* [STATED TASK]:
Reproduce each line of the material exactly, minus any picture.

Data items
##############################

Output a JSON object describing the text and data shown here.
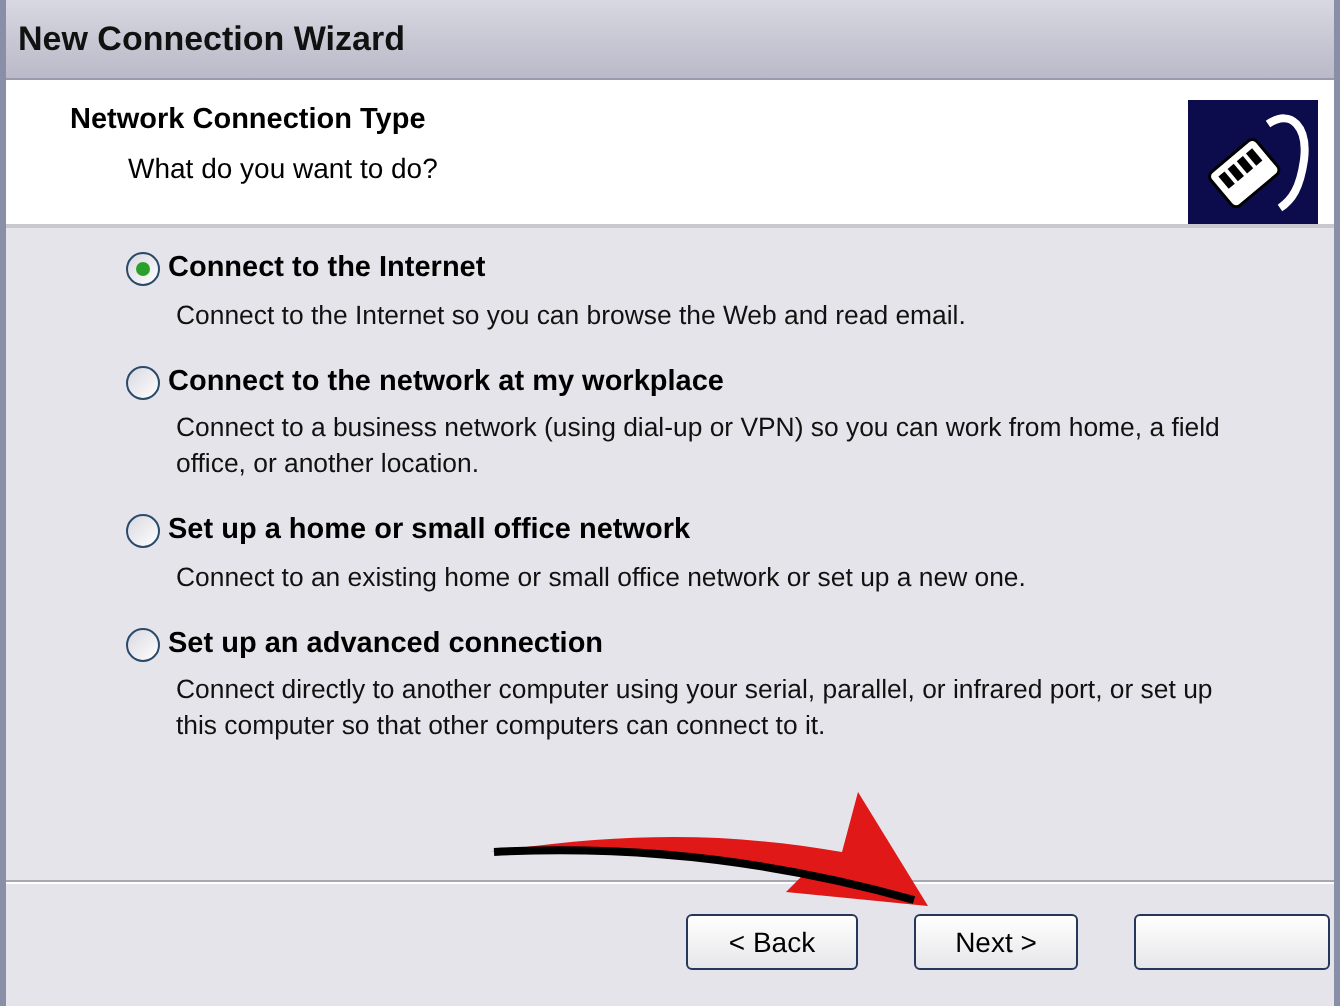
{
  "window": {
    "title": "New Connection Wizard"
  },
  "header": {
    "title": "Network Connection Type",
    "subtitle": "What do you want to do?"
  },
  "options": [
    {
      "label": "Connect to the Internet",
      "description": "Connect to the Internet so you can browse the Web and read email.",
      "selected": true
    },
    {
      "label": "Connect to the network at my workplace",
      "description": "Connect to a business network (using dial-up or VPN) so you can work from home, a field office, or another location.",
      "selected": false
    },
    {
      "label": "Set up a home or small office network",
      "description": "Connect to an existing home or small office network or set up a new one.",
      "selected": false
    },
    {
      "label": "Set up an advanced connection",
      "description": "Connect directly to another computer using your serial, parallel, or infrared port, or set up this computer so that other computers can connect to it.",
      "selected": false
    }
  ],
  "buttons": [
    {
      "kind": "labeled",
      "label": "< Back"
    },
    {
      "kind": "labeled",
      "label": "Next >"
    },
    {
      "kind": "blank"
    }
  ]
}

##############################

* [RESULT OF THIS TASK]:
Output a JSON object describing the text and data shown here.
{
  "window": {
    "title": "New Connection Wizard"
  },
  "header": {
    "title": "Network Connection Type",
    "subtitle": "What do you want to do?"
  },
  "options": [
    {
      "label": "Connect to the Internet",
      "description": "Connect to the Internet so you can browse the Web and read email.",
      "selected": true
    },
    {
      "label": "Connect to the network at my workplace",
      "description": "Connect to a business network (using dial-up or VPN) so you can work from home, a field office, or another location.",
      "selected": false
    },
    {
      "label": "Set up a home or small office network",
      "description": "Connect to an existing home or small office network or set up a new one.",
      "selected": false
    },
    {
      "label": "Set up an advanced connection",
      "description": "Connect directly to another computer using your serial, parallel, or infrared port, or set up this computer so that other computers can connect to it.",
      "selected": false
    }
  ],
  "buttons": [
    {
      "kind": "labeled",
      "label": "< Back"
    },
    {
      "kind": "labeled",
      "label": "Next >"
    },
    {
      "kind": "blank"
    }
  ]
}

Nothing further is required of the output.